Problem details: Locate the lines where "DIPROSES" occurs and copy them as they stand.

--- BEGIN ---

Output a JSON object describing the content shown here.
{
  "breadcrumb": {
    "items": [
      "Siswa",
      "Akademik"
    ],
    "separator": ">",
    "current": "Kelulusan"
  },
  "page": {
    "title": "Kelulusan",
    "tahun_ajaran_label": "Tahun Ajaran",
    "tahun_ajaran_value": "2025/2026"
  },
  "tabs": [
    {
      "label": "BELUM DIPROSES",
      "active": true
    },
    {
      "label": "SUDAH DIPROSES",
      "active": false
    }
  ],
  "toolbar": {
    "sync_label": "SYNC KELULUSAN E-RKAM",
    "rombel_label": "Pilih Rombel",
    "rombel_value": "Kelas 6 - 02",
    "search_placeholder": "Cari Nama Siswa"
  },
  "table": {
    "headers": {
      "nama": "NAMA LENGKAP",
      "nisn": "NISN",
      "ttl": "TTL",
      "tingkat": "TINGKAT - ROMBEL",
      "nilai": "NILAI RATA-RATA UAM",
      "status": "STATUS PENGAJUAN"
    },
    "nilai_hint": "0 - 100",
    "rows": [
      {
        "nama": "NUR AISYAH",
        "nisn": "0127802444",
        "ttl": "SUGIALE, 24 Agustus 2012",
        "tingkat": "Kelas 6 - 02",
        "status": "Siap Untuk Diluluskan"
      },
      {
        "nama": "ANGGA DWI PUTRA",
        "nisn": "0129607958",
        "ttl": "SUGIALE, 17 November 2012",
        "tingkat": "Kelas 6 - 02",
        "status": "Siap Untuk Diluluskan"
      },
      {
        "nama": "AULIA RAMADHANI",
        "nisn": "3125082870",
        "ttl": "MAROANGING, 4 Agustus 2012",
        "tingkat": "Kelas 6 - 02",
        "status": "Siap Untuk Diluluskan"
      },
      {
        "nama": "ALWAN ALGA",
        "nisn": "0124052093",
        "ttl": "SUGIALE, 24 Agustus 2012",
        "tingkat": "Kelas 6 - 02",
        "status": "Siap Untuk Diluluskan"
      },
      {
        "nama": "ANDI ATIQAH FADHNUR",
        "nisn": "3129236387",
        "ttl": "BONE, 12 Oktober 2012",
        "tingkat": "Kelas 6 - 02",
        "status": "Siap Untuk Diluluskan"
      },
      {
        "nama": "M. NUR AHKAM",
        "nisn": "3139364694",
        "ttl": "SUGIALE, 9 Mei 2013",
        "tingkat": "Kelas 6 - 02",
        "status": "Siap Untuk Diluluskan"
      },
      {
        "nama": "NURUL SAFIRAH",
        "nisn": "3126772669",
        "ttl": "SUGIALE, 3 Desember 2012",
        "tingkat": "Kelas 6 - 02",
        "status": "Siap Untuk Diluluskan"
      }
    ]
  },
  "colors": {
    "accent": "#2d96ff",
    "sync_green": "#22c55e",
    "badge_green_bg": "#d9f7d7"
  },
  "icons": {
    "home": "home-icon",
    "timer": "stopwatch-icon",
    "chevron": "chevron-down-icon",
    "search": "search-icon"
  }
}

--- END ---

Exercise answer:
      "label": "BELUM DIPROSES",
      "label": "SUDAH DIPROSES",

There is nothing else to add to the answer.